Record extracts

━━━━

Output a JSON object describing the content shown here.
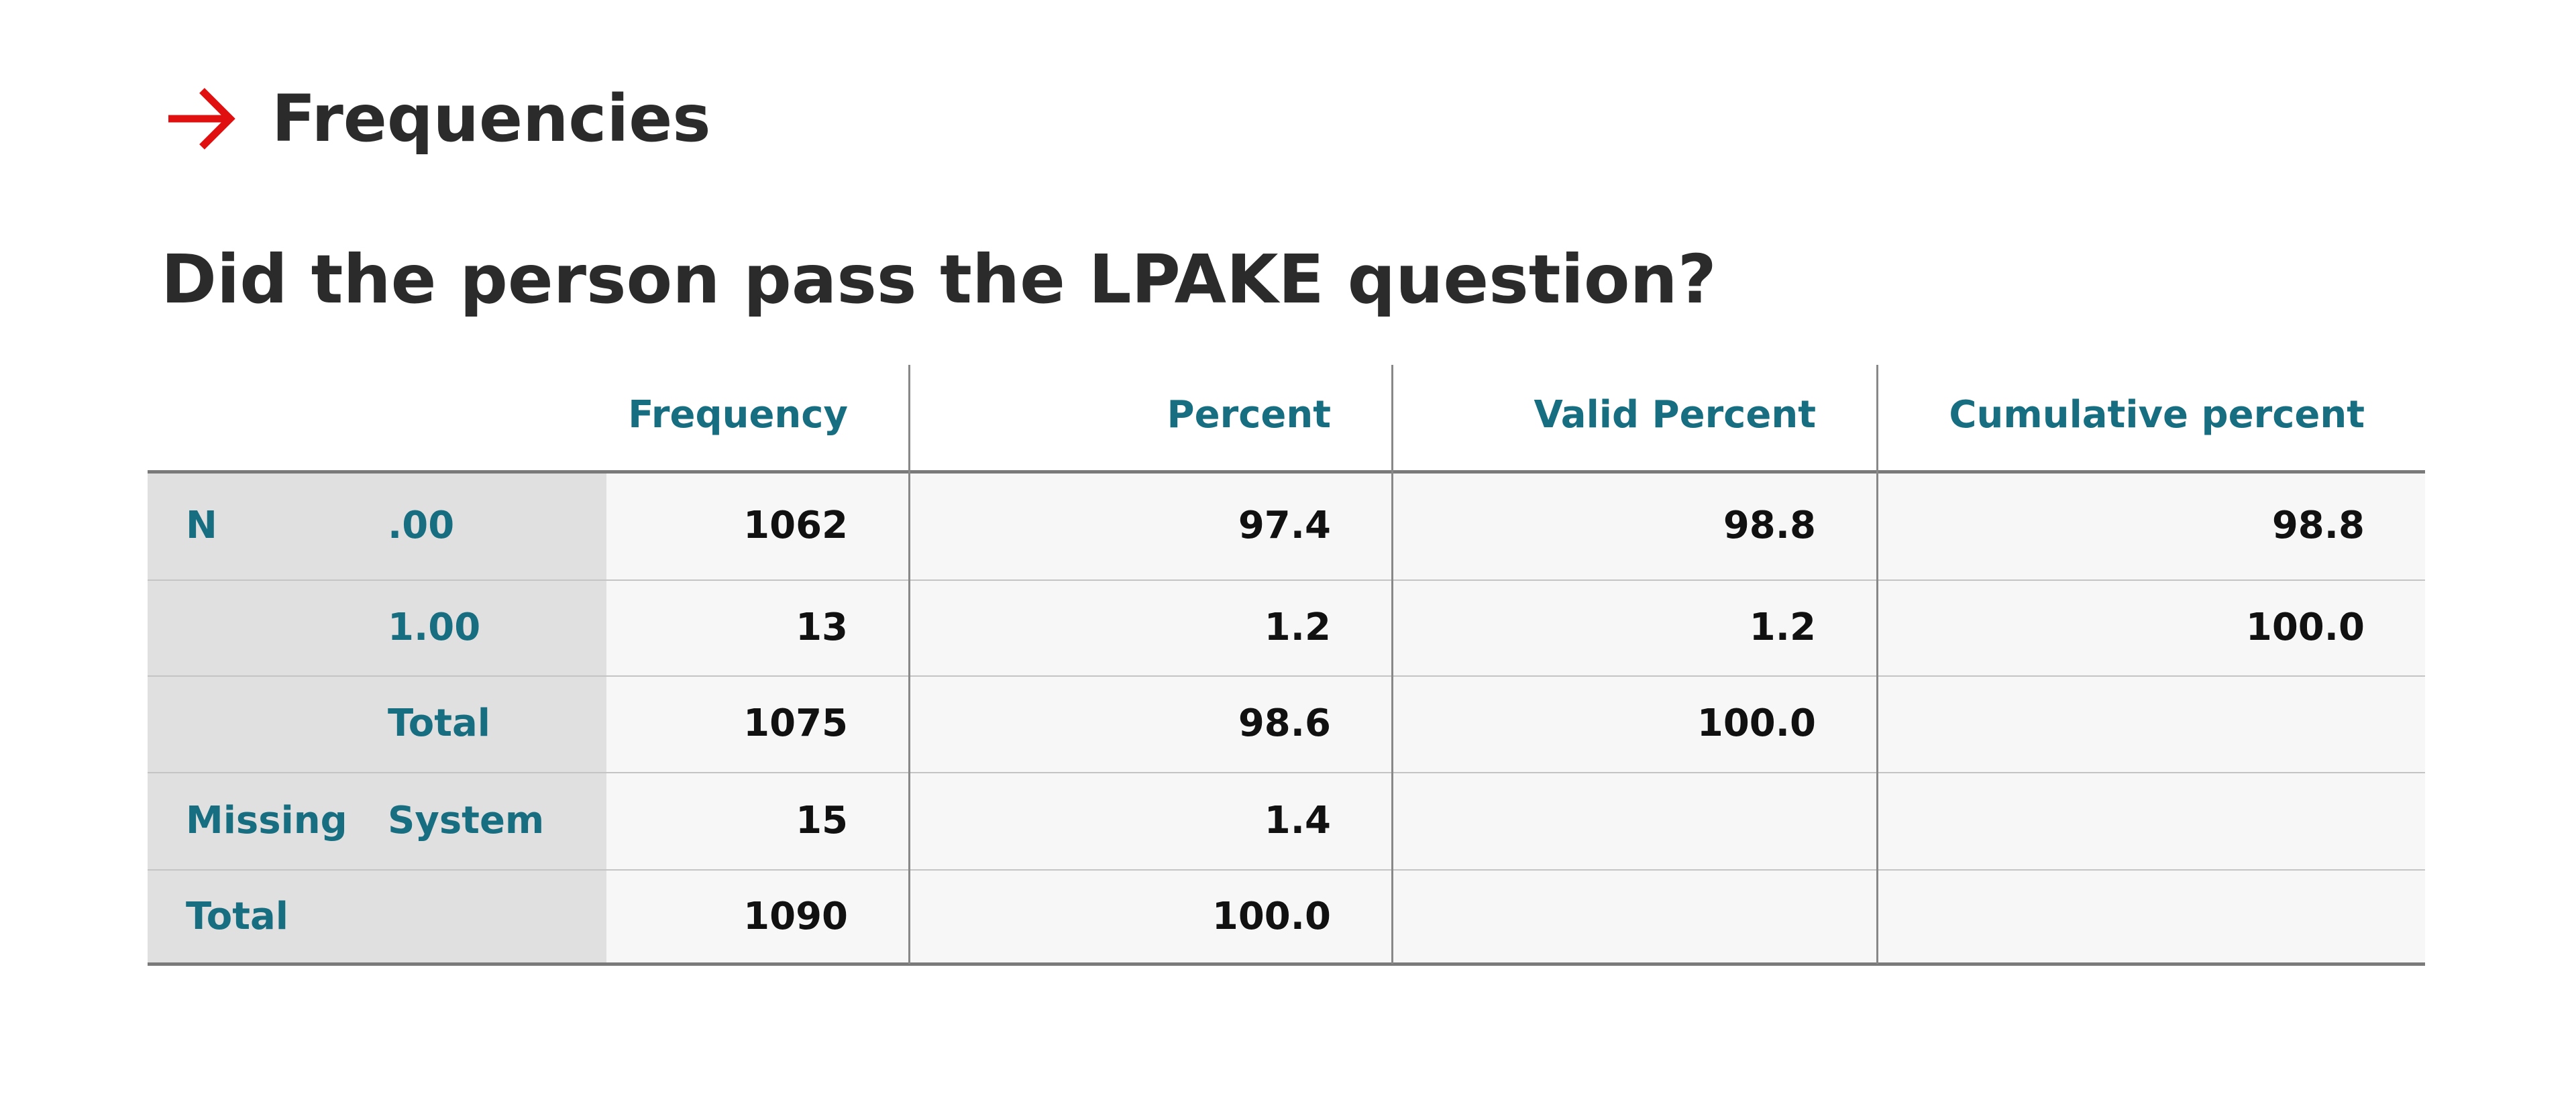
{
  "header": {
    "title": "Frequencies"
  },
  "question": "Did the person pass the LPAKE question?",
  "table": {
    "columns": [
      "Frequency",
      "Percent",
      "Valid Percent",
      "Cumulative percent"
    ],
    "rows": [
      {
        "group": "N",
        "label": ".00",
        "cells": [
          "1062",
          "97.4",
          "98.8",
          "98.8"
        ]
      },
      {
        "label": "1.00",
        "cells": [
          "13",
          "1.2",
          "1.2",
          "100.0"
        ]
      },
      {
        "label": "Total",
        "cells": [
          "1075",
          "98.6",
          "100.0"
        ]
      },
      {
        "group": "Missing",
        "label": "System",
        "cells": [
          "15",
          "1.4"
        ]
      },
      {
        "group": "Total",
        "cells": [
          "1090",
          "100.0"
        ]
      }
    ]
  }
}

━━━━

Task goal
Without including any pictures, print each record exactly.

Result
Output a JSON object describing the content shown here.
{
  "header": {
    "title": "Frequencies"
  },
  "question": "Did the person pass the LPAKE question?",
  "table": {
    "columns": [
      "Frequency",
      "Percent",
      "Valid Percent",
      "Cumulative percent"
    ],
    "rows": [
      {
        "group": "N",
        "label": ".00",
        "cells": [
          "1062",
          "97.4",
          "98.8",
          "98.8"
        ]
      },
      {
        "label": "1.00",
        "cells": [
          "13",
          "1.2",
          "1.2",
          "100.0"
        ]
      },
      {
        "label": "Total",
        "cells": [
          "1075",
          "98.6",
          "100.0"
        ]
      },
      {
        "group": "Missing",
        "label": "System",
        "cells": [
          "15",
          "1.4"
        ]
      },
      {
        "group": "Total",
        "cells": [
          "1090",
          "100.0"
        ]
      }
    ]
  }
}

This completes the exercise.